** begin Records to process **
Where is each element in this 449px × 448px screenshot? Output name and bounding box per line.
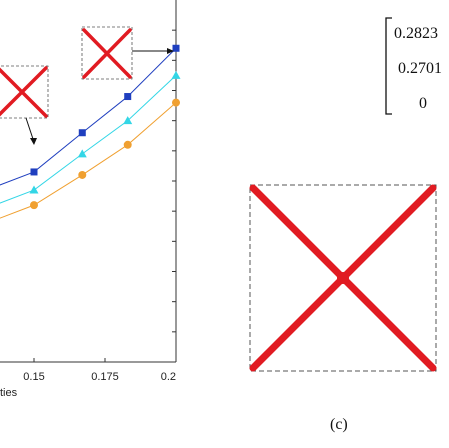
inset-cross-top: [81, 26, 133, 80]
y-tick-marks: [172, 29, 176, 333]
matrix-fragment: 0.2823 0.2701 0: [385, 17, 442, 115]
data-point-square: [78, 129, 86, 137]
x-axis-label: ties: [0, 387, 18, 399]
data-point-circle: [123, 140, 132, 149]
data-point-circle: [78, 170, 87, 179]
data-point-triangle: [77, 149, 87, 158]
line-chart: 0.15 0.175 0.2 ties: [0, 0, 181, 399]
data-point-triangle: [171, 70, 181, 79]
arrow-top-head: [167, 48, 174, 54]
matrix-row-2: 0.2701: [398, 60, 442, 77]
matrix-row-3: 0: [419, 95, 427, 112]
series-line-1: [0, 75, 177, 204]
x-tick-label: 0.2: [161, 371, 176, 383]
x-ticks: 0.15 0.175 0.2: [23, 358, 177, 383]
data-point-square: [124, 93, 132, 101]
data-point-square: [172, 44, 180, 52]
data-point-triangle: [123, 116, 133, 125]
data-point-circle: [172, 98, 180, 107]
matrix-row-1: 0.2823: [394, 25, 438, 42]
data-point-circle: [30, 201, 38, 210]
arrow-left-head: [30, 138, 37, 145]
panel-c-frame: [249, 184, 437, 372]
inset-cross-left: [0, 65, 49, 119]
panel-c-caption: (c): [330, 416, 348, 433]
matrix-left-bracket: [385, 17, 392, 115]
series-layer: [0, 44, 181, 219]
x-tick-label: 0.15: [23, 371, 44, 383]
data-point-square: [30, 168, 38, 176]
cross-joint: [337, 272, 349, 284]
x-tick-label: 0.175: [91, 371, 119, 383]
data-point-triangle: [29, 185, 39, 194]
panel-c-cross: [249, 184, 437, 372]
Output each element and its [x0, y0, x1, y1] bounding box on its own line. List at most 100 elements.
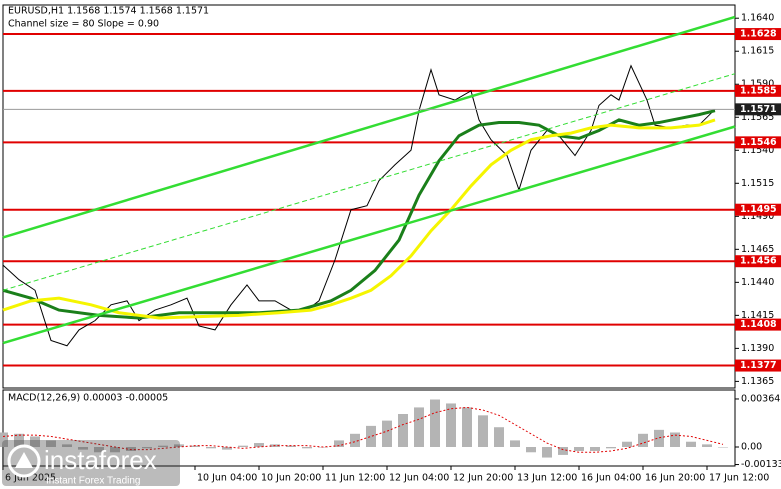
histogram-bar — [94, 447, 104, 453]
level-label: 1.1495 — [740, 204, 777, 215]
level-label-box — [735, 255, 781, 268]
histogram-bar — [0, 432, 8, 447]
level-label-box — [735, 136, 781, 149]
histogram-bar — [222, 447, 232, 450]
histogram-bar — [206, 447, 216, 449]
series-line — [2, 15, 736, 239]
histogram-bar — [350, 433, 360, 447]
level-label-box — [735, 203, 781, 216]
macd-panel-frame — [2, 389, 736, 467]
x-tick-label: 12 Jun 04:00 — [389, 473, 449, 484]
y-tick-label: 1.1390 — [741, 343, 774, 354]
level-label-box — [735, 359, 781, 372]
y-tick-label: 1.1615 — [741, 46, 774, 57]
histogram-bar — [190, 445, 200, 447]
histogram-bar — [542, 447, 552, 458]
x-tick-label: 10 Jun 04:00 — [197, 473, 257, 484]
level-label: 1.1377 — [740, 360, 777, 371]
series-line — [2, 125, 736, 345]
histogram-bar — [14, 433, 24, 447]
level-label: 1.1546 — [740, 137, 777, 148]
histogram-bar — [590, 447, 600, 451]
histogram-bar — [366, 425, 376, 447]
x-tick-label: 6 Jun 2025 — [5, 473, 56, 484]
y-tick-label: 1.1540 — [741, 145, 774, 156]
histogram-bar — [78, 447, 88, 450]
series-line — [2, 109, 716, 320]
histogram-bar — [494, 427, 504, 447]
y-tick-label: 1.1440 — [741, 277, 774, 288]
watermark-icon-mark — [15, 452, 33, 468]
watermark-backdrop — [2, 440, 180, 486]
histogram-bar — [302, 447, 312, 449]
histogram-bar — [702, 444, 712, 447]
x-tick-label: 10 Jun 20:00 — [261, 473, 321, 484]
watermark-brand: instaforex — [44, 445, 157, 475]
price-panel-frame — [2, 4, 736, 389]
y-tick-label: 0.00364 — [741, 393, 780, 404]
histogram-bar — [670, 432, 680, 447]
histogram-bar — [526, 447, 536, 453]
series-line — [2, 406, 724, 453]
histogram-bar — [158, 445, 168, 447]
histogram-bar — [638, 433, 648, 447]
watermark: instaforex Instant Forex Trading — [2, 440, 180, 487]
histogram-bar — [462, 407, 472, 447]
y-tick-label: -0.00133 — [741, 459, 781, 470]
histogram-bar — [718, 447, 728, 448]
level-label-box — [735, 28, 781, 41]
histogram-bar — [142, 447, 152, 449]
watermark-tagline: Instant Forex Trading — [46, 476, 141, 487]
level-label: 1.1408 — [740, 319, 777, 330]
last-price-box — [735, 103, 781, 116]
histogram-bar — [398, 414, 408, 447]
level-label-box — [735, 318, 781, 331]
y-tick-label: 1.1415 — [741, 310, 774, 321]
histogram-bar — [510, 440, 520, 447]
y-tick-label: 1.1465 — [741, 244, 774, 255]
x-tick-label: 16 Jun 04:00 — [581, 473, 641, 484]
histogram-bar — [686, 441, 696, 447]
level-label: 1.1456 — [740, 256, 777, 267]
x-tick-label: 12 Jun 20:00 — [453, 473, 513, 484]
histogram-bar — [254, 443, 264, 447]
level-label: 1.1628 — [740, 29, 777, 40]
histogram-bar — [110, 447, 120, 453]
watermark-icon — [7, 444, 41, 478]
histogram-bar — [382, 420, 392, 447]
** end Records to process **
Objective => Copy every line of the material above word for word, leaving out the pictures.

Full answer =>
Where is each element in this 449px × 448px screenshot? Output name and bounding box per line.
inset-cross-top: [81, 26, 133, 80]
y-tick-marks: [172, 29, 176, 333]
matrix-fragment: 0.2823 0.2701 0: [385, 17, 442, 115]
data-point-square: [78, 129, 86, 137]
x-axis-label: ties: [0, 387, 18, 399]
data-point-circle: [123, 140, 132, 149]
data-point-circle: [78, 170, 87, 179]
data-point-triangle: [77, 149, 87, 158]
line-chart: 0.15 0.175 0.2 ties: [0, 0, 181, 399]
data-point-triangle: [171, 70, 181, 79]
arrow-top-head: [167, 48, 174, 54]
matrix-row-2: 0.2701: [398, 60, 442, 77]
matrix-row-3: 0: [419, 95, 427, 112]
series-line-1: [0, 75, 177, 204]
x-tick-label: 0.2: [161, 371, 176, 383]
x-ticks: 0.15 0.175 0.2: [23, 358, 177, 383]
data-point-square: [124, 93, 132, 101]
data-point-square: [172, 44, 180, 52]
data-point-triangle: [123, 116, 133, 125]
data-point-circle: [172, 98, 180, 107]
matrix-row-1: 0.2823: [394, 25, 438, 42]
data-point-circle: [30, 201, 38, 210]
arrow-left-head: [30, 138, 37, 145]
panel-c-frame: [249, 184, 437, 372]
inset-cross-left: [0, 65, 49, 119]
panel-c-caption: (c): [330, 416, 348, 433]
matrix-left-bracket: [385, 17, 392, 115]
series-layer: [0, 44, 181, 219]
x-tick-label: 0.15: [23, 371, 44, 383]
data-point-square: [30, 168, 38, 176]
cross-joint: [337, 272, 349, 284]
x-tick-label: 0.175: [91, 371, 119, 383]
data-point-triangle: [29, 185, 39, 194]
panel-c-cross: [249, 184, 437, 372]
Output each element and its [x0, y0, x1, y1] bounding box on its own line. List at most 100 elements.
histogram-bar — [94, 447, 104, 453]
level-label: 1.1495 — [740, 204, 777, 215]
level-label-box — [735, 255, 781, 268]
histogram-bar — [0, 432, 8, 447]
level-label-box — [735, 136, 781, 149]
histogram-bar — [222, 447, 232, 450]
histogram-bar — [206, 447, 216, 449]
series-line — [2, 15, 736, 239]
histogram-bar — [350, 433, 360, 447]
level-label-box — [735, 203, 781, 216]
macd-panel-frame — [2, 389, 736, 467]
x-tick-label: 12 Jun 04:00 — [389, 473, 449, 484]
y-tick-label: 1.1390 — [741, 343, 774, 354]
level-label-box — [735, 359, 781, 372]
y-tick-label: 1.1615 — [741, 46, 774, 57]
histogram-bar — [190, 445, 200, 447]
histogram-bar — [542, 447, 552, 458]
x-tick-label: 10 Jun 04:00 — [197, 473, 257, 484]
level-label: 1.1377 — [740, 360, 777, 371]
series-line — [2, 125, 736, 345]
histogram-bar — [14, 433, 24, 447]
level-label: 1.1546 — [740, 137, 777, 148]
histogram-bar — [590, 447, 600, 451]
histogram-bar — [366, 425, 376, 447]
x-tick-label: 6 Jun 2025 — [5, 473, 56, 484]
y-tick-label: 1.1540 — [741, 145, 774, 156]
histogram-bar — [78, 447, 88, 450]
series-line — [2, 109, 716, 320]
histogram-bar — [494, 427, 504, 447]
y-tick-label: 1.1440 — [741, 277, 774, 288]
watermark-icon-mark — [15, 452, 33, 468]
watermark-backdrop — [2, 440, 180, 486]
histogram-bar — [302, 447, 312, 449]
histogram-bar — [702, 444, 712, 447]
x-tick-label: 10 Jun 20:00 — [261, 473, 321, 484]
watermark-brand: instaforex — [44, 445, 157, 475]
price-panel-frame — [2, 4, 736, 389]
y-tick-label: 0.00364 — [741, 393, 780, 404]
histogram-bar — [670, 432, 680, 447]
histogram-bar — [526, 447, 536, 453]
series-line — [2, 406, 724, 453]
histogram-bar — [158, 445, 168, 447]
histogram-bar — [638, 433, 648, 447]
watermark: instaforex Instant Forex Trading — [2, 440, 180, 487]
histogram-bar — [462, 407, 472, 447]
y-tick-label: -0.00133 — [741, 459, 781, 470]
histogram-bar — [718, 447, 728, 448]
level-label-box — [735, 28, 781, 41]
histogram-bar — [142, 447, 152, 449]
watermark-tagline: Instant Forex Trading — [46, 476, 141, 487]
level-label: 1.1408 — [740, 319, 777, 330]
last-price-box — [735, 103, 781, 116]
histogram-bar — [398, 414, 408, 447]
level-label-box — [735, 318, 781, 331]
y-tick-label: 1.1415 — [741, 310, 774, 321]
histogram-bar — [510, 440, 520, 447]
y-tick-label: 1.1465 — [741, 244, 774, 255]
x-tick-label: 16 Jun 04:00 — [581, 473, 641, 484]
histogram-bar — [686, 441, 696, 447]
level-label: 1.1456 — [740, 256, 777, 267]
x-tick-label: 12 Jun 20:00 — [453, 473, 513, 484]
histogram-bar — [254, 443, 264, 447]
level-label: 1.1628 — [740, 29, 777, 40]
histogram-bar — [110, 447, 120, 453]
watermark-icon — [7, 444, 41, 478]
histogram-bar — [382, 420, 392, 447]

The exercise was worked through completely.